* **EXERCISE DIRECTIONS**
For each line in the data below that holds "segment", return a copy.
--- EXERCISE INPUT Enclosed Below ---
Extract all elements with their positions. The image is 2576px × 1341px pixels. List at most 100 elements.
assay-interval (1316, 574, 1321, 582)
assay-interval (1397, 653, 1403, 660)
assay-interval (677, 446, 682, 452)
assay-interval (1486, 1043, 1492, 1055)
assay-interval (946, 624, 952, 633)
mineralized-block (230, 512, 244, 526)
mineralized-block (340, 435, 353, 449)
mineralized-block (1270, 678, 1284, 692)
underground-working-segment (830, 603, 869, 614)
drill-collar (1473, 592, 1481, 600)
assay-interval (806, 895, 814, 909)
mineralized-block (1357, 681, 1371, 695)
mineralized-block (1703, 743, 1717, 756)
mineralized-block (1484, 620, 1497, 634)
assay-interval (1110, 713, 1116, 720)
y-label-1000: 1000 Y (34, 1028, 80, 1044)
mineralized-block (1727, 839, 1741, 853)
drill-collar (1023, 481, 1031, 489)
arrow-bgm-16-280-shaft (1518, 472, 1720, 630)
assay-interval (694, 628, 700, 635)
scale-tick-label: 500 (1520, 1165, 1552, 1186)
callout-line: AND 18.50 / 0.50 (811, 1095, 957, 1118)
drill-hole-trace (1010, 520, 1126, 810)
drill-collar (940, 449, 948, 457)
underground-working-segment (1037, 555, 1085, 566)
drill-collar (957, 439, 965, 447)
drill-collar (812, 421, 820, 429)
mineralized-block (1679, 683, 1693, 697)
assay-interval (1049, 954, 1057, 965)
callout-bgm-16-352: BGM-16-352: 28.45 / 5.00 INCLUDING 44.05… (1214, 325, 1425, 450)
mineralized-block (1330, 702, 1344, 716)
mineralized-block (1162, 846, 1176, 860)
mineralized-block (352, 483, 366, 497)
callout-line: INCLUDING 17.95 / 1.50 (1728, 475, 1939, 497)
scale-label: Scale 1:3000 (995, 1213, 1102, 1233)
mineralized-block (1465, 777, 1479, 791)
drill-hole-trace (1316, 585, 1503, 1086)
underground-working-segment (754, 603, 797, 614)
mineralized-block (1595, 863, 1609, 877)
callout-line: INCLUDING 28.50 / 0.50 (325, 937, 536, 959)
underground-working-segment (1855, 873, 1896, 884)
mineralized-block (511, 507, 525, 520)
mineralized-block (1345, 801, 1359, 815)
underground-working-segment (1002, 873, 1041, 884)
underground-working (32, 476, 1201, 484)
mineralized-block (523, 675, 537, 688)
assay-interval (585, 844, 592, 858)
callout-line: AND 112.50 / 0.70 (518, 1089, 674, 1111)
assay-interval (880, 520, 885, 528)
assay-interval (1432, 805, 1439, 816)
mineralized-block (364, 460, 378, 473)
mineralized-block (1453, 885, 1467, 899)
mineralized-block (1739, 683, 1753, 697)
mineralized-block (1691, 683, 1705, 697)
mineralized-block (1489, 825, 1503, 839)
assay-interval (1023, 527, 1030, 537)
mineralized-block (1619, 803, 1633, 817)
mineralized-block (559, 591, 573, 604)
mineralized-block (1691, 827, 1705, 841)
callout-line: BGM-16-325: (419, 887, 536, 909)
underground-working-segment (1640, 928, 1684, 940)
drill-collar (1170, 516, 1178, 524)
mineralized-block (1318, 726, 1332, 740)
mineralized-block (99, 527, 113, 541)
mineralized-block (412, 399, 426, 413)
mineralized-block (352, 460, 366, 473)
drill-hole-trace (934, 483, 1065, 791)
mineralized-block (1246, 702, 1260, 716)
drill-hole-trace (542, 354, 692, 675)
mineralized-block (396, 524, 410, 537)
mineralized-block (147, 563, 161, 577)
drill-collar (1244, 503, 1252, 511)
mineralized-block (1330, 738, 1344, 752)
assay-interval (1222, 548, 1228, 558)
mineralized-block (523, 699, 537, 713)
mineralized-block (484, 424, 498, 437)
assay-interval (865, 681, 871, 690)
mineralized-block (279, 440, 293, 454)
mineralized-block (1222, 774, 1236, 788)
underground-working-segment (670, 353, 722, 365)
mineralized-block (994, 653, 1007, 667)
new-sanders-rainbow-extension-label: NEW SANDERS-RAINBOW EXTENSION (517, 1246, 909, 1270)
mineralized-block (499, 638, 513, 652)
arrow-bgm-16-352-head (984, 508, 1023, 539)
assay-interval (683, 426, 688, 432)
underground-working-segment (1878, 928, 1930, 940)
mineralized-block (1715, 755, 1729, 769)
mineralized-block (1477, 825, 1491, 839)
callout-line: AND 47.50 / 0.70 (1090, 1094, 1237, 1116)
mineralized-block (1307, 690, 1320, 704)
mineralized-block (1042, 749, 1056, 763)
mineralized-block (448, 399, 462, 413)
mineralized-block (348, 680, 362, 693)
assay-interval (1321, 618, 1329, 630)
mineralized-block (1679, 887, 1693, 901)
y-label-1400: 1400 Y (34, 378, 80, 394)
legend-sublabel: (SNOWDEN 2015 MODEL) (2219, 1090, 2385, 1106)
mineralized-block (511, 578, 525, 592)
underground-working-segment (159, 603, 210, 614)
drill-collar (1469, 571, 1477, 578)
--- End of Enclosed EXERCISE INPUT ---
* **WRITTEN RESPONSE**
underground-working-segment (830, 603, 869, 614)
underground-working-segment (1037, 555, 1085, 566)
underground-working-segment (754, 603, 797, 614)
underground-working-segment (1855, 873, 1896, 884)
underground-working-segment (1002, 873, 1041, 884)
underground-working-segment (1640, 928, 1684, 940)
underground-working-segment (670, 353, 722, 365)
underground-working-segment (1878, 928, 1930, 940)
underground-working-segment (159, 603, 210, 614)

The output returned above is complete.